__Task details__. Transcribe the listing verbatim. Do not carry over any pictures.

[Data entries]
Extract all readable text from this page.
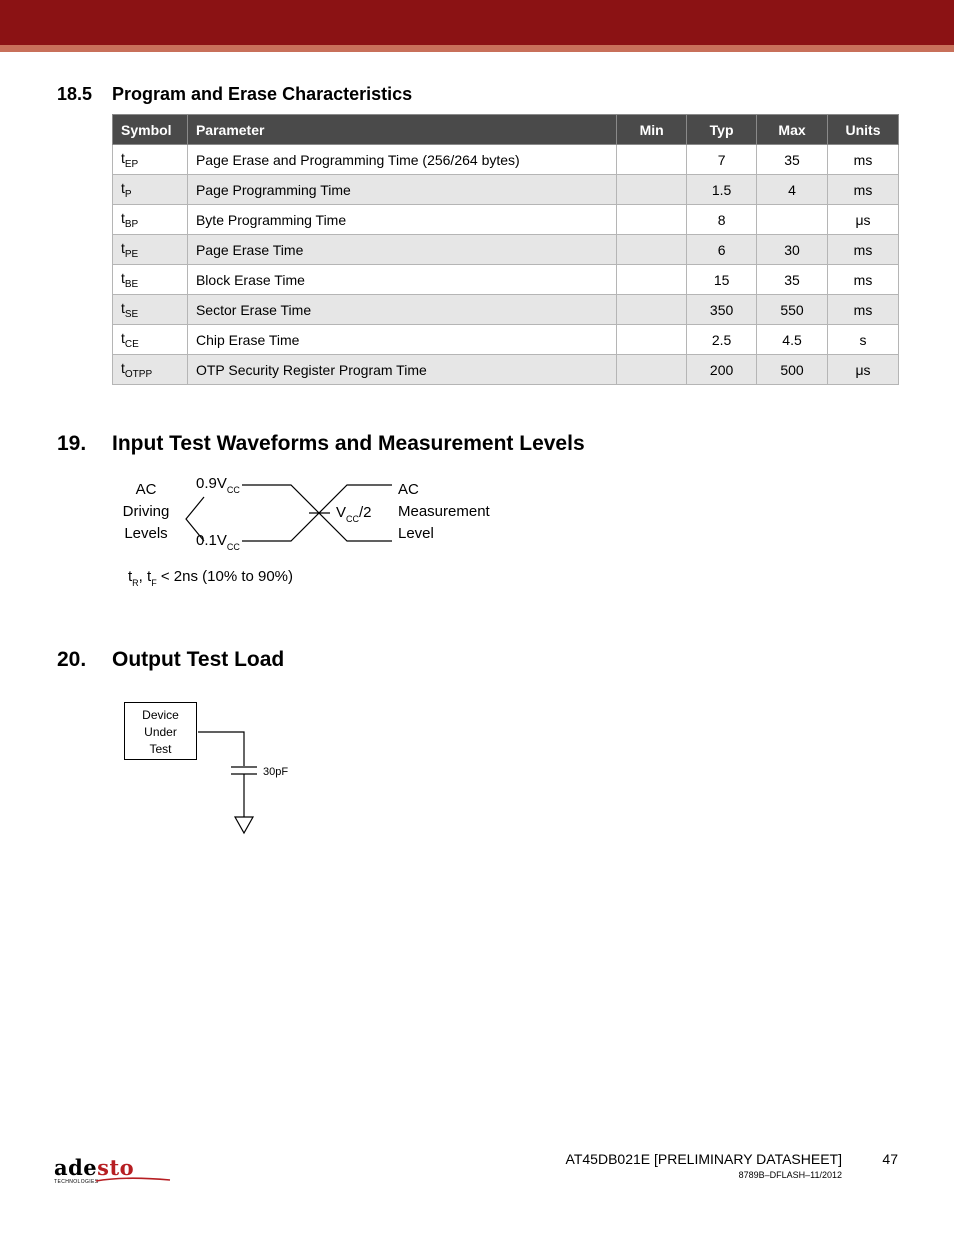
18.5 Program and Erase Characteristics
Symbol	Parameter	Min	Typ	Max	Units
$t_{EP}$	Page Erase and Programming Time (256/264 bytes)		7	35	ms
$t_P$	Page Programming Time		1.5	4	ms
$t_{BP}$	Byte Programming Time		8		μs
$t_{PE}$	Page Erase Time		6	30	ms
$t_{BE}$	Block Erase Time		15	35	ms
$t_{SE}$	Sector Erase Time		350	550	ms
$t_{CE}$	Chip Erase Time		2.5	4.5	s
$t_{OTPP}$	OTP Security Register Program Time		200	500	μs
19. Input Test Waveforms and Measurement Levels
AC
Driving
Levels
$0.9V_{CC}$
$0.1V_{CC}$
$V_{CC}/2$
AC
Measurement
Level
$t_R$, $t_F < 2ns$ (10% to 90%)
20. Output Test Load
Device
Under
Test
30pF
adesto
TECHNOLOGIES
AT45DB021E [PRELIMINARY DATASHEET]
8789B–DFLASH–11/2012
47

__Task output__.
Extract all readable text from this page.
18.5 Program and Erase Characteristics
Symbol	Parameter	Min	Typ	Max	Units
$t_{EP}$	Page Erase and Programming Time (256/264 bytes)		7	35	ms
$t_P$	Page Programming Time		1.5	4	ms
$t_{BP}$	Byte Programming Time		8		μs
$t_{PE}$	Page Erase Time		6	30	ms
$t_{BE}$	Block Erase Time		15	35	ms
$t_{SE}$	Sector Erase Time		350	550	ms
$t_{CE}$	Chip Erase Time		2.5	4.5	s
$t_{OTPP}$	OTP Security Register Program Time		200	500	μs
19. Input Test Waveforms and Measurement Levels
AC
Driving
Levels
$0.9V_{CC}$
$0.1V_{CC}$
$V_{CC}/2$
AC
Measurement
Level
$t_R$, $t_F < 2ns$ (10% to 90%)
20. Output Test Load
Device
Under
Test
30pF
adesto
TECHNOLOGIES
AT45DB021E [PRELIMINARY DATASHEET]
8789B–DFLASH–11/2012
47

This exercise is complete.